Note each line that includes the word "value". Copy those lines.
• • • •
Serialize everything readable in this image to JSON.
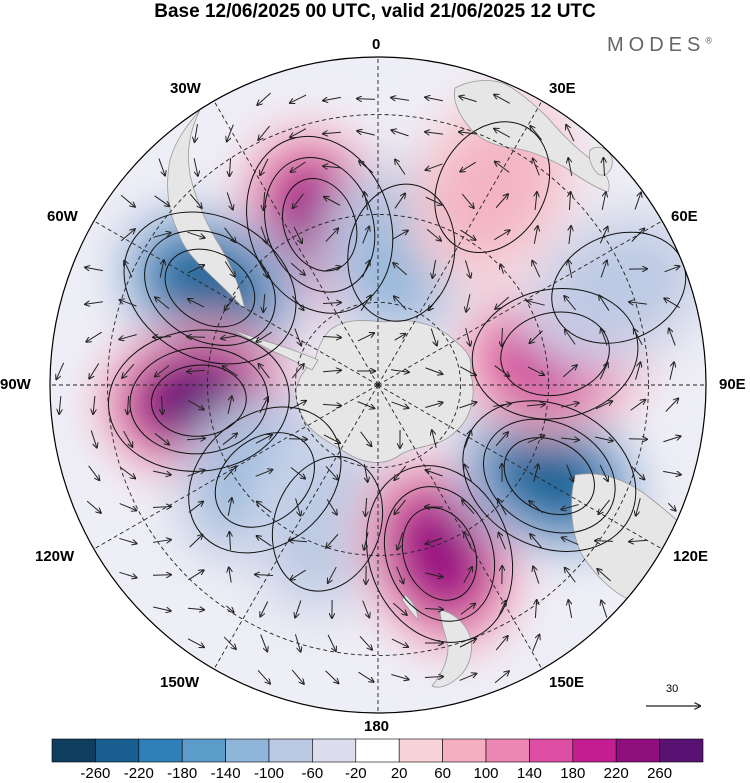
{
  "title": "Base 12/06/2025 00 UTC, valid 21/06/2025 12 UTC",
  "brand": {
    "name": "MODES",
    "mark": "®"
  },
  "longitude_labels": {
    "top": "0",
    "bottom": "180",
    "left": "90W",
    "right": "90E",
    "upper_left_30": "30W",
    "upper_right_30": "30E",
    "upper_left_60": "60W",
    "upper_right_60": "60E",
    "lower_left_120": "120W",
    "lower_right_120": "120E",
    "lower_left_150": "150W",
    "lower_right_150": "150E"
  },
  "reference_vector": {
    "label": "30"
  },
  "colorbar": {
    "labels": [
      "-260",
      "-220",
      "-180",
      "-140",
      "-100",
      "-60",
      "-20",
      "20",
      "60",
      "100",
      "140",
      "180",
      "220",
      "260"
    ],
    "colors": [
      "#0f3d5e",
      "#1a5f92",
      "#2f7fb8",
      "#5b9ccb",
      "#8fb5d9",
      "#b9c8e3",
      "#dcdeed",
      "#ffffff",
      "#f8d3d8",
      "#f4b0c1",
      "#ec87b3",
      "#dd4ea4",
      "#c21d91",
      "#8f0f7f",
      "#5a1272"
    ]
  },
  "map": {
    "projection": "south polar stereographic",
    "anomaly_centers": [
      {
        "lon": -20,
        "lat": -50,
        "value": 250
      },
      {
        "lon": -60,
        "lat": -45,
        "value": -230
      },
      {
        "lon": -95,
        "lat": -48,
        "value": 260
      },
      {
        "lon": -130,
        "lat": -55,
        "value": -120
      },
      {
        "lon": -160,
        "lat": -55,
        "value": -80
      },
      {
        "lon": 160,
        "lat": -48,
        "value": 240
      },
      {
        "lon": 118,
        "lat": -45,
        "value": -220
      },
      {
        "lon": 80,
        "lat": -48,
        "value": 190
      },
      {
        "lon": 10,
        "lat": -58,
        "value": -110
      },
      {
        "lon": 68,
        "lat": -32,
        "value": -90
      },
      {
        "lon": 30,
        "lat": -38,
        "value": 80
      }
    ]
  }
}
• • • •
## Exercise solution
        "value": 250
        "value": -230
        "value": 260
        "value": -120
        "value": -80
        "value": 240
        "value": -220
        "value": 190
        "value": -110
        "value": -90
        "value": 80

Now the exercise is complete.